ABOUT THIS EXERCISE:
If a line in the listing carries the word "indien", return a copy of that line.

INFORMATION GIVEN:

--

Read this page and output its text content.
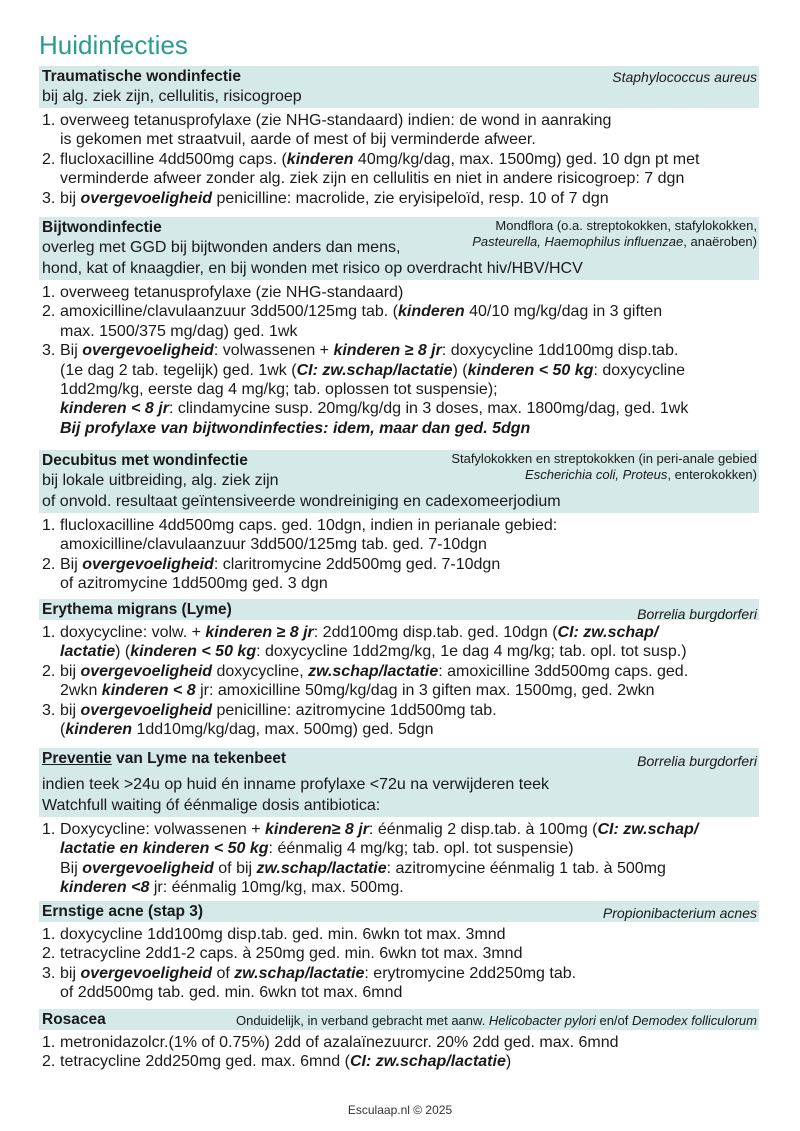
Huidinfecties
Traumatische wondinfectie	Staphylococcus aureus
bij alg. ziek zijn, cellulitis, risicogroep
1. overweeg tetanusprofylaxe (zie NHG-standaard) indien: de wond in aanraking
is gekomen met straatvuil, aarde of mest of bij verminderde afweer.
2. flucloxacilline 4dd500mg caps. (kinderen 40mg/kg/dag, max. 1500mg) ged. 10 dgn pt met
verminderde afweer zonder alg. ziek zijn en cellulitis en niet in andere risicogroep: 7 dgn
3. bij overgevoeligheid penicilline: macrolide, zie eryisipeloïd, resp. 10 of 7 dgn
Bijtwondinfectie	Mondflora (o.a. streptokokken, stafylokokken,
Pasteurella, Haemophilus influenzae, anaëroben)
overleg met GGD bij bijtwonden anders dan mens,
hond, kat of knaagdier, en bij wonden met risico op overdracht hiv/HBV/HCV
1. overweeg tetanusprofylaxe (zie NHG-standaard)
2. amoxicilline/clavulaanzuur 3dd500/125mg tab. (kinderen 40/10 mg/kg/dag in 3 giften
max. 1500/375 mg/dag) ged. 1wk
3. Bij overgevoeligheid: volwassenen + kinderen ≥ 8 jr: doxycycline 1dd100mg disp.tab.
(1e dag 2 tab. tegelijk) ged. 1wk (CI: zw.schap/lactatie) (kinderen < 50 kg: doxycycline
1dd2mg/kg, eerste dag 4 mg/kg; tab. oplossen tot suspensie);
kinderen < 8 jr: clindamycine susp. 20mg/kg/dg in 3 doses, max. 1800mg/dag, ged. 1wk
Bij profylaxe van bijtwondinfecties: idem, maar dan ged. 5dgn
Decubitus met wondinfectie	Stafylokokken en streptokokken (in peri-anale gebied
Escherichia coli, Proteus, enterokokken)
bij lokale uitbreiding, alg. ziek zijn
of onvold. resultaat geïntensiveerde wondreiniging en cadexomeerjodium
1. flucloxacilline 4dd500mg caps. ged. 10dgn, indien in perianale gebied:
amoxicilline/clavulaanzuur 3dd500/125mg tab. ged. 7-10dgn
2. Bij overgevoeligheid: claritromycine 2dd500mg ged. 7-10dgn
of azitromycine 1dd500mg ged. 3 dgn
Erythema migrans (Lyme)	Borrelia burgdorferi
1. doxycycline: volw. + kinderen ≥ 8 jr: 2dd100mg disp.tab. ged. 10dgn (CI: zw.schap/
lactatie) (kinderen < 50 kg: doxycycline 1dd2mg/kg, 1e dag 4 mg/kg; tab. opl. tot susp.)
2. bij overgevoeligheid doxycycline, zw.schap/lactatie: amoxicilline 3dd500mg caps. ged.
2wkn kinderen < 8 jr: amoxicilline 50mg/kg/dag in 3 giften max. 1500mg, ged. 2wkn
3. bij overgevoeligheid penicilline: azitromycine 1dd500mg tab.
(kinderen 1dd10mg/kg/dag, max. 500mg) ged. 5dgn
Preventie van Lyme na tekenbeet	Borrelia burgdorferi
indien teek >24u op huid én inname profylaxe <72u na verwijderen teek
Watchfull waiting óf éénmalige dosis antibiotica:
1. Doxycycline: volwassenen + kinderen≥ 8 jr: éénmalig 2 disp.tab. à 100mg (CI: zw.schap/
lactatie en kinderen < 50 kg: éénmalig 4 mg/kg; tab. opl. tot suspensie)
Bij overgevoeligheid of bij zw.schap/lactatie: azitromycine éénmalig 1 tab. à 500mg
kinderen <8 jr: éénmalig 10mg/kg, max. 500mg.
Ernstige acne (stap 3)	Propionibacterium acnes
1. doxycycline 1dd100mg disp.tab. ged. min. 6wkn tot max. 3mnd
2. tetracycline 2dd1-2 caps. à 250mg ged. min. 6wkn tot max. 3mnd
3. bij overgevoeligheid of zw.schap/lactatie: erytromycine 2dd250mg tab.
of 2dd500mg tab. ged. min. 6wkn tot max. 6mnd
Rosacea	Onduidelijk, in verband gebracht met aanw. Helicobacter pylori en/of Demodex folliculorum
1. metronidazolcr.(1% of 0.75%) 2dd of azalaïnezuurcr. 20% 2dd ged. max. 6mnd
2. tetracycline 2dd250mg ged. max. 6mnd (CI: zw.schap/lactatie)
Esculaap.nl © 2025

--

RESPONSE:
1. overweeg tetanusprofylaxe (zie NHG-standaard) indien: de wond in aanraking
1. flucloxacilline 4dd500mg caps. ged. 10dgn, indien in perianale gebied:
indien teek >24u op huid én inname profylaxe <72u na verwijderen teek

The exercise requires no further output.